◆ Collected data entries ◆

------------------------------

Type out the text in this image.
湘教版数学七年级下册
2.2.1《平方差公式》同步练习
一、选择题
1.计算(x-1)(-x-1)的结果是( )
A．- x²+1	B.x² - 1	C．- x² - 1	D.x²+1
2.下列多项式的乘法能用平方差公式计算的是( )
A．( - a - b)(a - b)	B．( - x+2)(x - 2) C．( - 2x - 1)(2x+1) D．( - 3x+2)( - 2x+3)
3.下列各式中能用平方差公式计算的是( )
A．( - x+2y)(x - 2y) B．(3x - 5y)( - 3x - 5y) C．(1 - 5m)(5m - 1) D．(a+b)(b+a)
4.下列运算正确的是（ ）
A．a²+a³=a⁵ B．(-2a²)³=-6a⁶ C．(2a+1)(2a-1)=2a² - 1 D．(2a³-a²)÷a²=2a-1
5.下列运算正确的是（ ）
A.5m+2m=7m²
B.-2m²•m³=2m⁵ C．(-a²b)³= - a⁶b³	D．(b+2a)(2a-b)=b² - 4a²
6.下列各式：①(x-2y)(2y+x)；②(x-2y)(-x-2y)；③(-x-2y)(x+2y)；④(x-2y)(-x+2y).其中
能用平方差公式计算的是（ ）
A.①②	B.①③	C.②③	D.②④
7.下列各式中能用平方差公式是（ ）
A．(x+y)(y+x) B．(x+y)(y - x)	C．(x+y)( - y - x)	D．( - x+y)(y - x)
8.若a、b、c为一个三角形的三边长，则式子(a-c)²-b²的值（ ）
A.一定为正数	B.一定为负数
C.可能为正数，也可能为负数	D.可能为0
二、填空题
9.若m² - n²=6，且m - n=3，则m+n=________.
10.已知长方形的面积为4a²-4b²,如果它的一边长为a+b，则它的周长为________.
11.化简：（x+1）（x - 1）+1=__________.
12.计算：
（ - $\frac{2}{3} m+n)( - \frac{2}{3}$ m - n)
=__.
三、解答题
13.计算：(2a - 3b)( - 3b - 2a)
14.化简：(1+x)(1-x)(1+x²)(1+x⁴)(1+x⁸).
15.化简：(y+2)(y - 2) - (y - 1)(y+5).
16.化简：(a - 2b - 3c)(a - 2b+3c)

------------------------------

◆ What you are asked to do ◆
Copy the material above, line for line.

◆ Output for this task ◆
Type out the text in this image.
湘教版数学七年级下册
2.2.1《平方差公式》同步练习
一、选择题
1.计算(x-1)(-x-1)的结果是( )
A．- x²+1	B.x² - 1	C．- x² - 1	D.x²+1
2.下列多项式的乘法能用平方差公式计算的是( )
A．( - a - b)(a - b)	B．( - x+2)(x - 2) C．( - 2x - 1)(2x+1) D．( - 3x+2)( - 2x+3)
3.下列各式中能用平方差公式计算的是( )
A．( - x+2y)(x - 2y) B．(3x - 5y)( - 3x - 5y) C．(1 - 5m)(5m - 1) D．(a+b)(b+a)
4.下列运算正确的是（ ）
A．a²+a³=a⁵ B．(-2a²)³=-6a⁶ C．(2a+1)(2a-1)=2a² - 1 D．(2a³-a²)÷a²=2a-1
5.下列运算正确的是（ ）
A.5m+2m=7m²
B.-2m²•m³=2m⁵ C．(-a²b)³= - a⁶b³	D．(b+2a)(2a-b)=b² - 4a²
6.下列各式：①(x-2y)(2y+x)；②(x-2y)(-x-2y)；③(-x-2y)(x+2y)；④(x-2y)(-x+2y).其中
能用平方差公式计算的是（ ）
A.①②	B.①③	C.②③	D.②④
7.下列各式中能用平方差公式是（ ）
A．(x+y)(y+x) B．(x+y)(y - x)	C．(x+y)( - y - x)	D．( - x+y)(y - x)
8.若a、b、c为一个三角形的三边长，则式子(a-c)²-b²的值（ ）
A.一定为正数	B.一定为负数
C.可能为正数，也可能为负数	D.可能为0
二、填空题
9.若m² - n²=6，且m - n=3，则m+n=________.
10.已知长方形的面积为4a²-4b²,如果它的一边长为a+b，则它的周长为________.
11.化简：（x+1）（x - 1）+1=__________.
12.计算：
（ - $\frac{2}{3} m+n)( - \frac{2}{3}$ m - n)
=__.
三、解答题
13.计算：(2a - 3b)( - 3b - 2a)
14.化简：(1+x)(1-x)(1+x²)(1+x⁴)(1+x⁸).
15.化简：(y+2)(y - 2) - (y - 1)(y+5).
16.化简：(a - 2b - 3c)(a - 2b+3c)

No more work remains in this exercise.